● Exercise brief: Please format every line of the records below as a Markdown table with the columns "Row" and "Line," numbering the rows and leaving out blank lines. Omit the pictures from the table.

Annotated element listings
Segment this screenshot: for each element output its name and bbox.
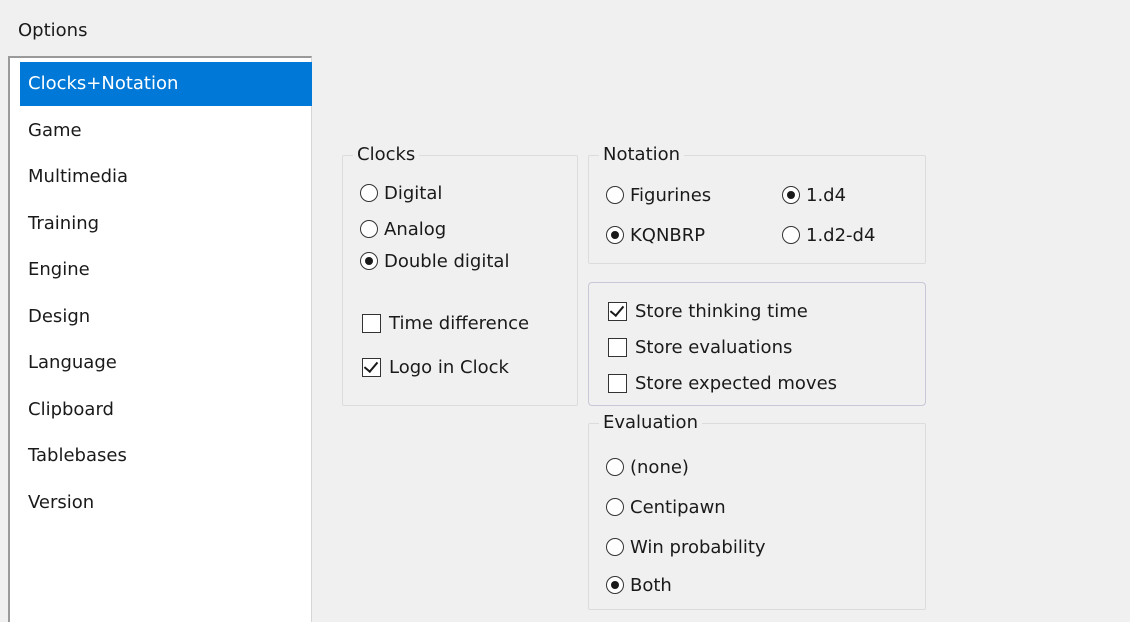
window-title: Options <box>18 20 88 41</box>
title-bar: Options <box>0 0 1130 56</box>
time-difference-option[interactable]: Time difference <box>362 310 529 336</box>
evaluation-both-label: Both <box>630 574 672 596</box>
sidebar-item-design[interactable]: Design <box>20 295 312 339</box>
notation-long-label: 1.d2-d4 <box>806 224 876 246</box>
category-list: Clocks+Notation Game Multimedia Training… <box>20 62 312 527</box>
notation-figurines-option[interactable]: Figurines <box>606 182 711 208</box>
clock-analog-label: Analog <box>384 218 447 240</box>
store-evaluations-checkbox[interactable] <box>608 337 627 357</box>
notation-legend: Notation <box>603 144 681 165</box>
notation-kqnbrp-option[interactable]: KQNBRP <box>606 222 705 248</box>
clock-double-digital-radio[interactable] <box>360 252 378 270</box>
logo-in-clock-label: Logo in Clock <box>389 356 509 378</box>
evaluation-none-radio[interactable] <box>606 458 624 476</box>
sidebar-item-multimedia[interactable]: Multimedia <box>20 155 312 199</box>
clock-double-digital-option[interactable]: Double digital <box>360 248 509 274</box>
notation-long-option[interactable]: 1.d2-d4 <box>782 222 875 248</box>
clock-digital-label: Digital <box>384 182 443 204</box>
sidebar-item-game[interactable]: Game <box>20 109 312 153</box>
evaluation-win-probability-label: Win probability <box>630 536 766 558</box>
store-thinking-time-checkbox[interactable] <box>608 301 627 321</box>
clocks-legend: Clocks <box>357 144 416 165</box>
notation-kqnbrp-label: KQNBRP <box>630 224 706 246</box>
clock-analog-radio[interactable] <box>360 220 378 238</box>
sidebar-item-training[interactable]: Training <box>20 202 312 246</box>
store-evaluations-label: Store evaluations <box>635 336 793 358</box>
clock-analog-option[interactable]: Analog <box>360 216 446 242</box>
notation-kqnbrp-radio[interactable] <box>606 226 624 244</box>
evaluation-centipawn-radio[interactable] <box>606 498 624 516</box>
clock-double-digital-label: Double digital <box>384 250 510 272</box>
store-expected-moves-option[interactable]: Store expected moves <box>608 370 837 396</box>
evaluation-legend: Evaluation <box>603 412 698 433</box>
sidebar-item-tablebases[interactable]: Tablebases <box>20 434 312 478</box>
sidebar-item-engine[interactable]: Engine <box>20 248 312 292</box>
evaluation-centipawn-option[interactable]: Centipawn <box>606 494 726 520</box>
notation-figurines-radio[interactable] <box>606 186 624 204</box>
evaluation-both-radio[interactable] <box>606 576 624 594</box>
notation-short-radio[interactable] <box>782 186 800 204</box>
notation-short-label: 1.d4 <box>806 184 847 206</box>
store-thinking-time-label: Store thinking time <box>635 300 808 322</box>
store-expected-moves-checkbox[interactable] <box>608 373 627 393</box>
clock-digital-option[interactable]: Digital <box>360 180 442 206</box>
options-category-list[interactable]: Clocks+Notation Game Multimedia Training… <box>8 56 312 622</box>
evaluation-none-label: (none) <box>630 456 689 478</box>
store-thinking-time-option[interactable]: Store thinking time <box>608 298 808 324</box>
notation-short-option[interactable]: 1.d4 <box>782 182 846 208</box>
sidebar-item-clocks-notation[interactable]: Clocks+Notation <box>20 62 312 106</box>
options-window: Options Clocks+Notation Game Multimedia … <box>0 0 1130 622</box>
clock-digital-radio[interactable] <box>360 184 378 202</box>
logo-in-clock-checkbox[interactable] <box>362 357 381 377</box>
sidebar-item-version[interactable]: Version <box>20 481 312 525</box>
sidebar-item-language[interactable]: Language <box>20 341 312 385</box>
sidebar-item-clipboard[interactable]: Clipboard <box>20 388 312 432</box>
time-difference-checkbox[interactable] <box>362 313 381 333</box>
notation-long-radio[interactable] <box>782 226 800 244</box>
store-expected-moves-label: Store expected moves <box>635 372 838 394</box>
evaluation-win-probability-option[interactable]: Win probability <box>606 534 766 560</box>
evaluation-centipawn-label: Centipawn <box>630 496 726 518</box>
logo-in-clock-option[interactable]: Logo in Clock <box>362 354 509 380</box>
evaluation-none-option[interactable]: (none) <box>606 454 689 480</box>
notation-figurines-label: Figurines <box>630 184 712 206</box>
store-evaluations-option[interactable]: Store evaluations <box>608 334 792 360</box>
options-content: Clocks Digital Analog Double digital Tim… <box>312 56 1130 622</box>
time-difference-label: Time difference <box>389 312 530 334</box>
evaluation-both-option[interactable]: Both <box>606 572 672 598</box>
evaluation-win-probability-radio[interactable] <box>606 538 624 556</box>
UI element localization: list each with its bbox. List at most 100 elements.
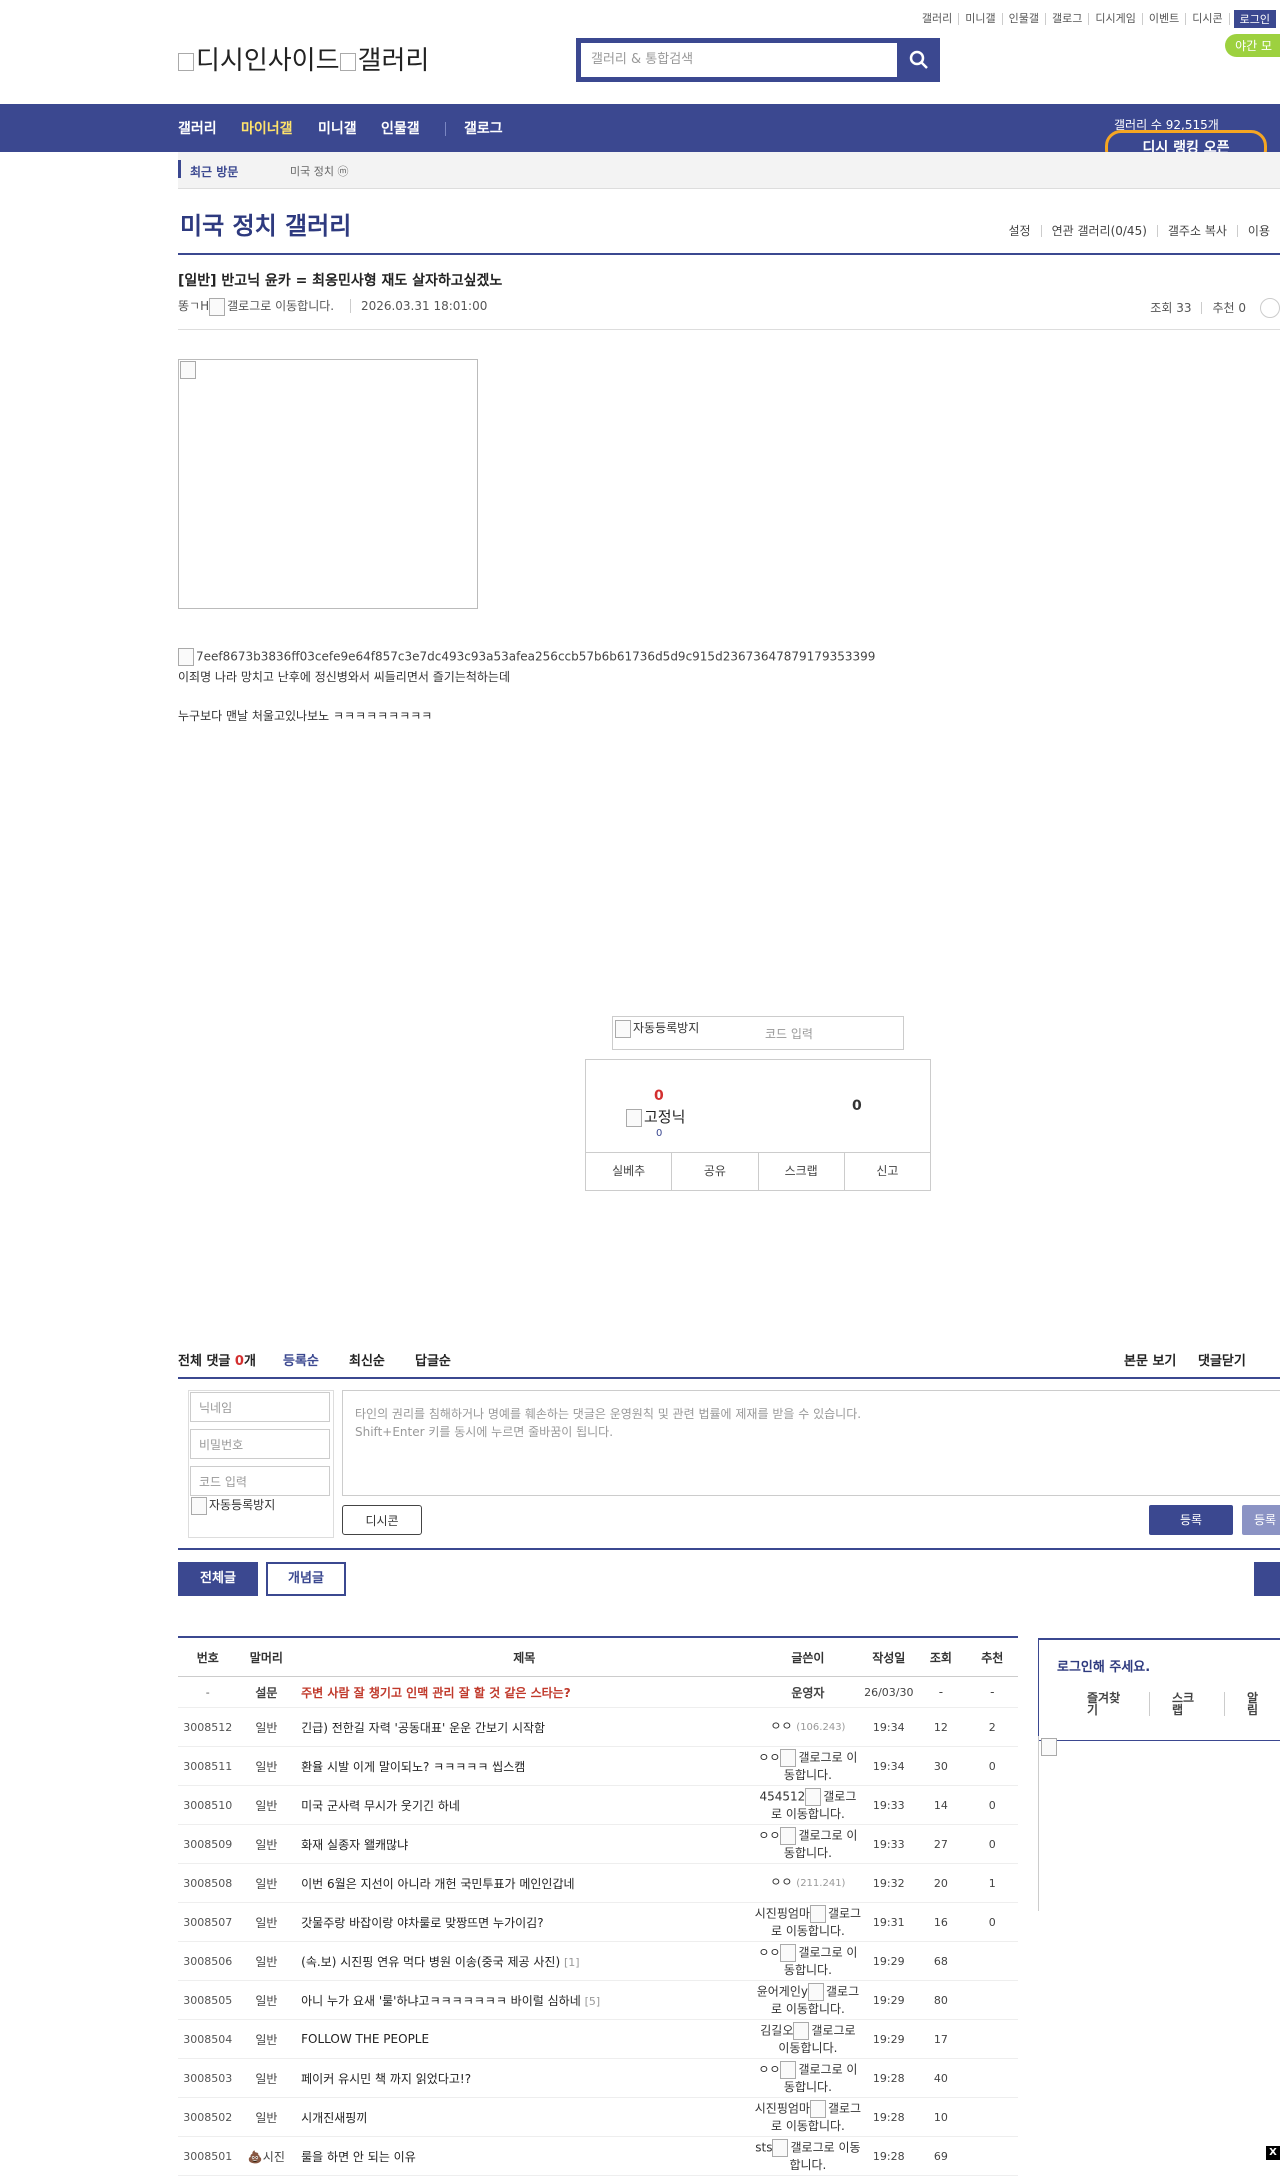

● Answer in full:
| Row | Line |
|---|---|
| 1 | Segment this screenshot: for each element output its name and bbox. |
| 2 | window-title: Options <box>18 20 88 41</box> |
| 3 | title-bar: Options <box>0 0 1130 56</box> |
| 4 | time-difference-option[interactable]: Time difference <box>362 310 529 336</box> |
| 5 | evaluation-both-label: Both <box>630 574 672 596</box> |
| 6 | sidebar-item-design[interactable]: Design <box>20 295 312 339</box> |
| 7 | notation-long-label: 1.d2-d4 <box>806 224 876 246</box> |
| 8 | category-list: Clocks+Notation Game Multimedia Training… <box>20 62 312 527</box> |
| 9 | notation-figurines-option[interactable]: Figurines <box>606 182 711 208</box> |
| 10 | clock-analog-label: Analog <box>384 218 447 240</box> |
| 11 | store-evaluations-checkbox[interactable] <box>608 337 627 357</box> |
| 12 | notation-legend: Notation <box>603 144 681 165</box> |
| 13 | notation-kqnbrp-option[interactable]: KQNBRP <box>606 222 705 248</box> |
| 14 | clock-double-digital-radio[interactable] <box>360 252 378 270</box> |
| 15 | logo-in-clock-label: Logo in Clock <box>389 356 509 378</box> |
| 16 | evaluation-none-radio[interactable] <box>606 458 624 476</box> |
| 17 | sidebar-item-multimedia[interactable]: Multimedia <box>20 155 312 199</box> |
| 18 | clock-double-digital-option[interactable]: Double digital <box>360 248 509 274</box> |
| 19 | notation-long-option[interactable]: 1.d2-d4 <box>782 222 875 248</box> |
| 20 | clock-digital-label: Digital <box>384 182 443 204</box> |
| 21 | sidebar-item-game[interactable]: Game <box>20 109 312 153</box> |
| 22 | evaluation-win-probability-label: Win probability <box>630 536 766 558</box> |
| 23 | store-thinking-time-checkbox[interactable] <box>608 301 627 321</box> |
| 24 | clocks-legend: Clocks <box>357 144 416 165</box> |
| 25 | notation-kqnbrp-label: KQNBRP <box>630 224 706 246</box> |
| 26 | clock-analog-radio[interactable] <box>360 220 378 238</box> |
| 27 | sidebar-item-training[interactable]: Training <box>20 202 312 246</box> |
| 28 | store-evaluations-label: Store evaluations <box>635 336 793 358</box> |
| 29 | clock-analog-option[interactable]: Analog <box>360 216 446 242</box> |
| 30 | notation-kqnbrp-radio[interactable] <box>606 226 624 244</box> |
| 31 | evaluation-centipawn-radio[interactable] <box>606 498 624 516</box> |
| 32 | clock-double-digital-label: Double digital <box>384 250 510 272</box> |
| 33 | store-expected-moves-option[interactable]: Store expected moves <box>608 370 837 396</box> |
| 34 | evaluation-legend: Evaluation <box>603 412 698 433</box> |
| 35 | sidebar-item-tablebases[interactable]: Tablebases <box>20 434 312 478</box> |
| 36 | sidebar-item-engine[interactable]: Engine <box>20 248 312 292</box> |
| 37 | evaluation-centipawn-option[interactable]: Centipawn <box>606 494 726 520</box> |
| 38 | notation-figurines-radio[interactable] <box>606 186 624 204</box> |
| 39 | evaluation-both-radio[interactable] <box>606 576 624 594</box> |
| 40 | notation-short-radio[interactable] <box>782 186 800 204</box> |
| 41 | notation-short-label: 1.d4 <box>806 184 847 206</box> |
| 42 | store-thinking-time-label: Store thinking time <box>635 300 808 322</box> |
| 43 | store-expected-moves-checkbox[interactable] <box>608 373 627 393</box> |
| 44 | clock-digital-option[interactable]: Digital <box>360 180 442 206</box> |
| 45 | options-category-list[interactable]: Clocks+Notation Game Multimedia Training… <box>8 56 312 622</box> |
| 46 | evaluation-none-label: (none) <box>630 456 689 478</box> |
| 47 | store-thinking-time-option[interactable]: Store thinking time <box>608 298 808 324</box> |
| 48 | notation-short-option[interactable]: 1.d4 <box>782 182 846 208</box> |
| 49 | sidebar-item-clocks-notation[interactable]: Clocks+Notation <box>20 62 312 106</box> |
| 50 | options-window: Options Clocks+Notation Game Multimedia … <box>0 0 1130 622</box> |
| 51 | clock-digital-radio[interactable] <box>360 184 378 202</box> |
| 52 | logo-in-clock-checkbox[interactable] <box>362 357 381 377</box> |
| 53 | sidebar-item-version[interactable]: Version <box>20 481 312 525</box> |
| 54 | sidebar-item-language[interactable]: Language <box>20 341 312 385</box> |
| 55 | sidebar-item-clipboard[interactable]: Clipboard <box>20 388 312 432</box> |
| 56 | time-difference-checkbox[interactable] <box>362 313 381 333</box> |
| 57 | notation-long-radio[interactable] <box>782 226 800 244</box> |
| 58 | store-expected-moves-label: Store expected moves <box>635 372 838 394</box> |
| 59 | evaluation-win-probability-option[interactable]: Win probability <box>606 534 766 560</box> |
| 60 | evaluation-centipawn-label: Centipawn <box>630 496 726 518</box> |
| 61 | logo-in-clock-option[interactable]: Logo in Clock <box>362 354 509 380</box> |
| 62 | evaluation-none-option[interactable]: (none) <box>606 454 689 480</box> |
| 63 | notation-figurines-label: Figurines <box>630 184 712 206</box> |
| 64 | store-evaluations-option[interactable]: Store evaluations <box>608 334 792 360</box> |
| 65 | options-content: Clocks Digital Analog Double digital Tim… <box>312 56 1130 622</box> |
| 66 | time-difference-label: Time difference <box>389 312 530 334</box> |
| 67 | evaluation-both-option[interactable]: Both <box>606 572 672 598</box> |
| 68 | evaluation-win-probability-radio[interactable] <box>606 538 624 556</box> |
| 69 | UI element localization: list each with its bbox. List at most 100 elements. |